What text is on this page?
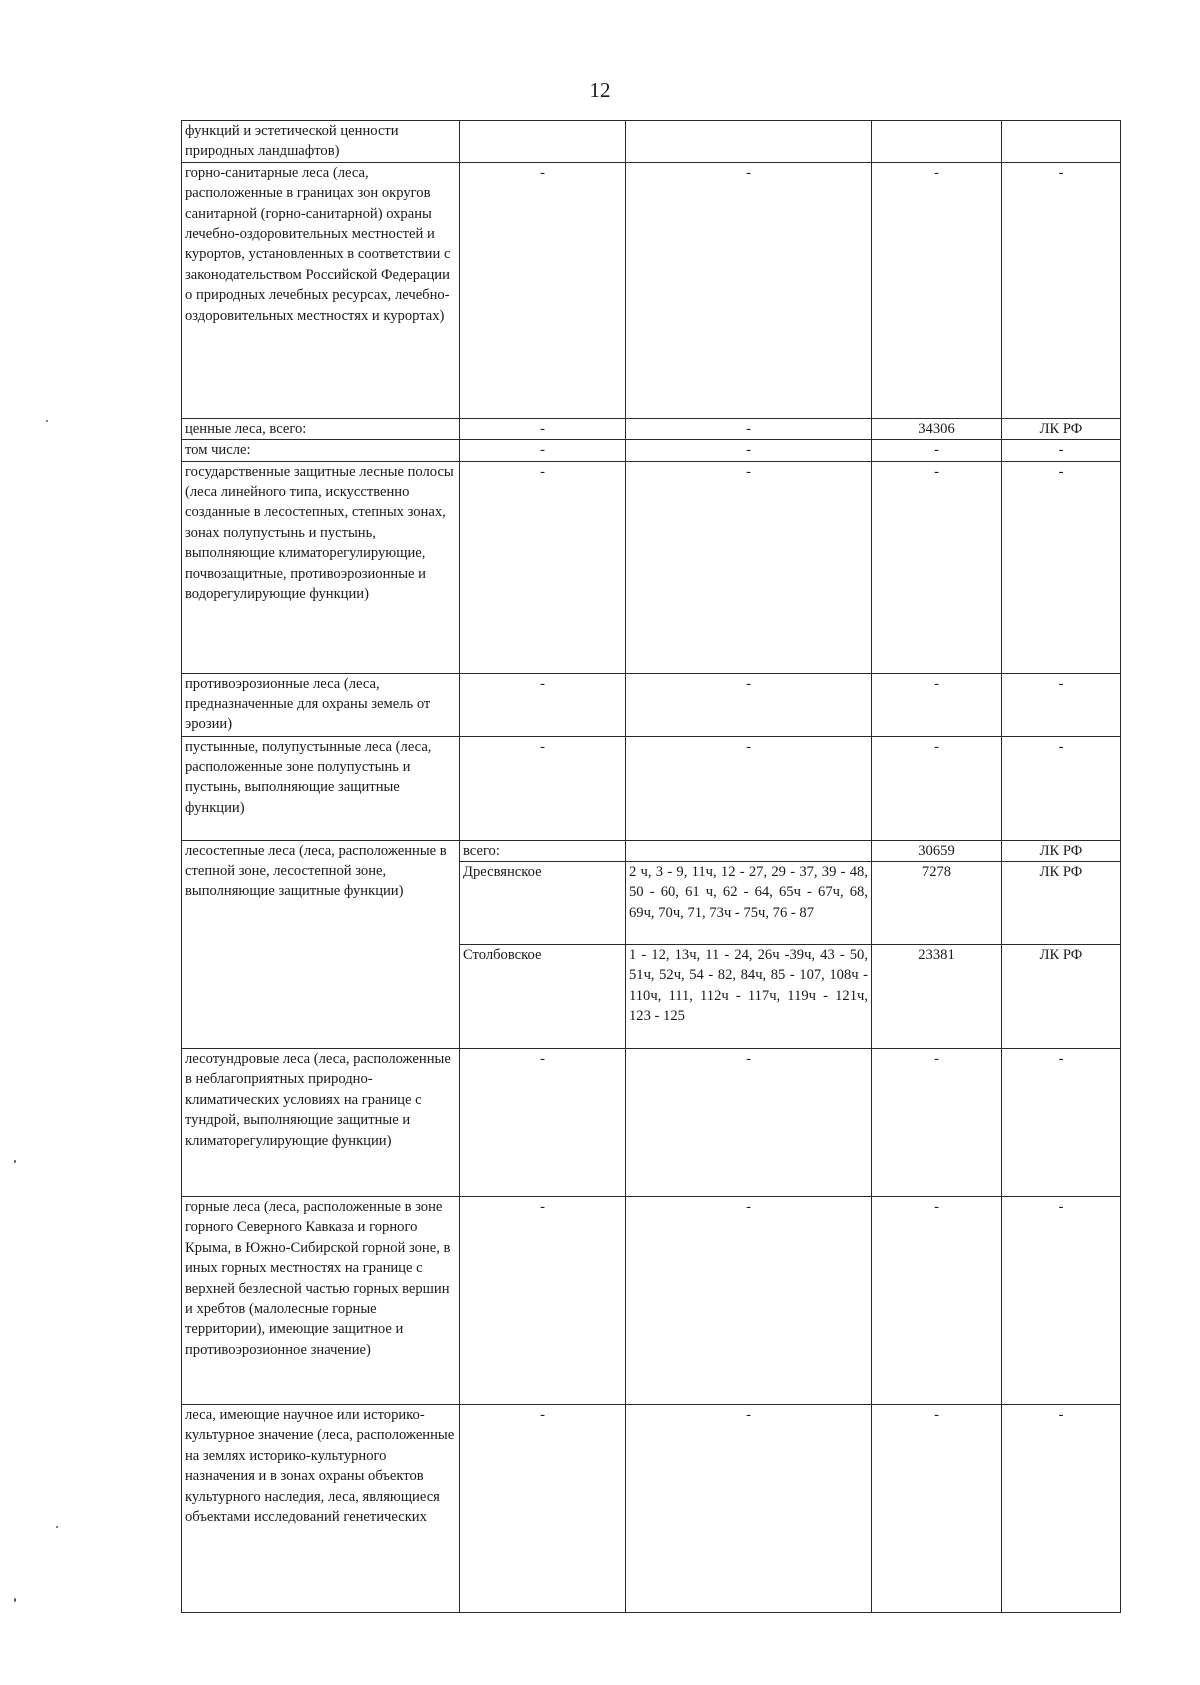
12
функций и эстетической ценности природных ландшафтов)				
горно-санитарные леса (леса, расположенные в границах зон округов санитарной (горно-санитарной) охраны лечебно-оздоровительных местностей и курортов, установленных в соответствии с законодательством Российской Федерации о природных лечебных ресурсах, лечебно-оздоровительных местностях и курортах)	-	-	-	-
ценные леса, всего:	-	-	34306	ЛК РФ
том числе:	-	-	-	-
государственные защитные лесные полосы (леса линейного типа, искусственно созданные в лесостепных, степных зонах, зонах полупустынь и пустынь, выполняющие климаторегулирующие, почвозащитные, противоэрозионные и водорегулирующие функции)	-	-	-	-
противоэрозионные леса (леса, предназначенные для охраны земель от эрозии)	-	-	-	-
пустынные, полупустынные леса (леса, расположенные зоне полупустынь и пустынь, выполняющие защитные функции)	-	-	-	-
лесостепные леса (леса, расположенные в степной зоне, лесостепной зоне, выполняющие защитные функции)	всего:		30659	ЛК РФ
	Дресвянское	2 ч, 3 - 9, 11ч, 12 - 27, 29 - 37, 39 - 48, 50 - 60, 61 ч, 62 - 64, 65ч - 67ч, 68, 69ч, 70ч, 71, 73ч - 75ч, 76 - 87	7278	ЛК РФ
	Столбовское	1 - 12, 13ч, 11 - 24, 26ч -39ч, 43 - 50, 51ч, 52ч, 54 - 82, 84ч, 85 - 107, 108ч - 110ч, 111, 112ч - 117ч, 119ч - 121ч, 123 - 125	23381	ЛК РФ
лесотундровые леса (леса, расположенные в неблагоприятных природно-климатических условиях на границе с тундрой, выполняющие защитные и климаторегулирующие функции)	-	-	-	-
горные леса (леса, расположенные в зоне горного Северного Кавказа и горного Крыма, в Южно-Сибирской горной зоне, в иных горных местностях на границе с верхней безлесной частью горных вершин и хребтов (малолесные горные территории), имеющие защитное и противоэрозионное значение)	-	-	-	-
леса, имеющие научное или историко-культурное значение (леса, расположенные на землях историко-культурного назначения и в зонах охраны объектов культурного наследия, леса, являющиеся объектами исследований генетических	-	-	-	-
__________________________________________________
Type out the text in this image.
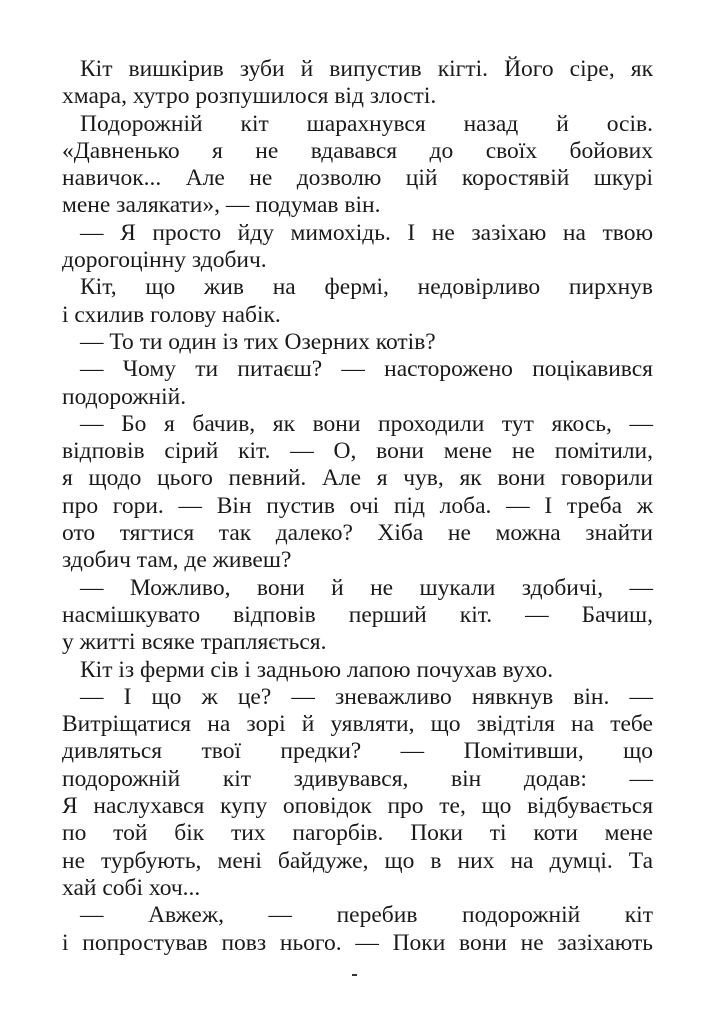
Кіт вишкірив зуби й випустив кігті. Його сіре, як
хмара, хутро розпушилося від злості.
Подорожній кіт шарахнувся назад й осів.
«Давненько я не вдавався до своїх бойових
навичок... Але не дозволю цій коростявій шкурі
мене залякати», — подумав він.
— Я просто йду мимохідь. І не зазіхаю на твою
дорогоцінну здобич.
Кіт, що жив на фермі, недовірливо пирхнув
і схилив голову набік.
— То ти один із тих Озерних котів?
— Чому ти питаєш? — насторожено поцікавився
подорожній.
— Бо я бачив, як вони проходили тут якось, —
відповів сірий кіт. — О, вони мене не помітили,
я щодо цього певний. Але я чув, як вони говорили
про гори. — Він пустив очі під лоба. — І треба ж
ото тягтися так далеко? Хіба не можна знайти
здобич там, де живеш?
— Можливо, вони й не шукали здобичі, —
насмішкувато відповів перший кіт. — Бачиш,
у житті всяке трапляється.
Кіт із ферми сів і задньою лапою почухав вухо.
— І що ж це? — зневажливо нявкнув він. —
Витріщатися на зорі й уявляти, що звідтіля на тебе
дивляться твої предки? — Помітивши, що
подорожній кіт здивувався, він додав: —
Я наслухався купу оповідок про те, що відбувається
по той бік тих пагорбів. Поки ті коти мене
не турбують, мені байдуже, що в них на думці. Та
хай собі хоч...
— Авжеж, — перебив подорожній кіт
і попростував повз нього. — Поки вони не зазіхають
__________________________________________________
◆ **STATED TASK**
Copy whichever lines in the listing above contain the word "text".

◆ **EXERCISE ANSWER**
What text is on this page?
Type out the text in this image.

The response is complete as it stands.